“Apakah orangtuamu pernah bangga padamu?”
Seseorang pernah bertanya hal seperti itu pada saya.
Saat itu saya langsung mengerahkan semua ingatan saya dengan sekuat tenaga.
Lebih keras daripada ujian semester. Karena, pada saat itu, saya mencoba
membuka semua laci-laci kecil yang mungkin tidak saya sadari.
“Entahlah. Tapi, kurasa ayahku selalu bangga padaku.
Apapun yang aku lakukan. Tapi, kalau ibu…” Saya mencoba berpikir lebih keras,
tapi pada akhirnya, saya hanya bisa mengatakan, “ibuku bukan orang yang
ekspresif. Tapi, aku yakin ibuku bangga padaku… Dalam situasi apapun.”
Sebenarnya, pernahkah orangtua kita bangga pada kita?
Atau kondisi seperti apakah yang membuat engkau bangga pada anakmu? Hal ini
sangat penting, berkaitan dengan perkembangan dan kehidupan seorang anak di
masa mendatang. Ada begitu banyak tulisan parenting mengenai hal ini. Betapa
pentingnya menanamkan rasa cinta tak terbatas pada anak. Karena bagaimanapun,
kita adalah manusia.

> **Daftar Tugas**:
a) Tuliskan semua kalimat tanya yang terdapat dalam teks tentang kebanggaan orang tua.
b) Sambung teks tentang kebanggaan orang tua, dimulai tepat setelah kalimat terakhirnya.
Materi berikut tidak ada hubungannya dengan teks tentang kebanggaan orang tua.

> **Data yang Diberikan**:
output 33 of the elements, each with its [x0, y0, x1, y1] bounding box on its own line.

> **Jawaban yang Diharapkan**:
a)
- “Apakah orangtuamu pernah bangga padamu?”
- Sebenarnya, pernahkah orangtua kita bangga pada kita?
- Atau kondisi seperti apakah yang membuat engkau bangga pada anakmu?

b)
Manusia, makhluk paling rapuh di dunia ini. Hanya
dengan sebuah emosi dan jalinan emosional, semuanya akan menjadi berbeda. Dan
cinta adalah emosi yang membawa jalinan emosional yang bisa mengubah siapapun
menjadi penggerak dunia atau penghancur dunia. Ini adalah hal yang sangat
penting dan harus kalian pikirkan dengan baik!
Akan ada anak yang berambisi mendapatkan nilai tinggi
hanya demi mendapat senyuman seorang ibu. Hingga, lebih jauh, ia akan melakukan
berbagai daya dan upaya licik untuk menyukseskan kehidupan akademik dan
sosialnya demi senyuman ibu. Demi ekspresi yang ia anggap sebagai ekspresi
cinta. Karena dengan itulah ia bahagia. Benarkah? Apakah ia bahagia hanya
dengan senyuman itu? Bisa jadi, bahwa bukan nilai tinggi yang sebenarnya ia
inginkan. Ia hanya menginginkan cinta dari ibu.
Kita seringkali memarahi anak-anak karena ia nakal.
Karena ia mencuri, berkelahi dengan temannya, menyontek, bolos, berbohong, dan
sebagainya. Kita tidak pernah memutuskan untuk bertanya alasannya atau mencari
alasannya. Kita menjadi hakim bagi anak kita sendiri. Padahal, bisa jadi yang
mereka lakukan hanya karena ingin mendapatkan sedikit cinta dari kita sendiri.
“Aku ingin nakal supaya mama memperhatikanku”
Ini bukan hal main-main. Seorang anak pernah
mengatakan hal ini pada saya. Dan ketahuilah betapa sulitnya untuk membuatnya
berubah pikiran. Padahal, ia baru berumur 5 tahun! Karena itulah yang ia
pahami. Ibunya hanya akan memperhatikannya ketika ia nakal. Ibunya akan menoleh
hanya ketika ia memperlihatkan nilai di buku rapport, dan sebagainya.
Tidak bisakah kita mencintai anak seperti kita ingin
dicintai? Tanpa syarat, tanpa batas.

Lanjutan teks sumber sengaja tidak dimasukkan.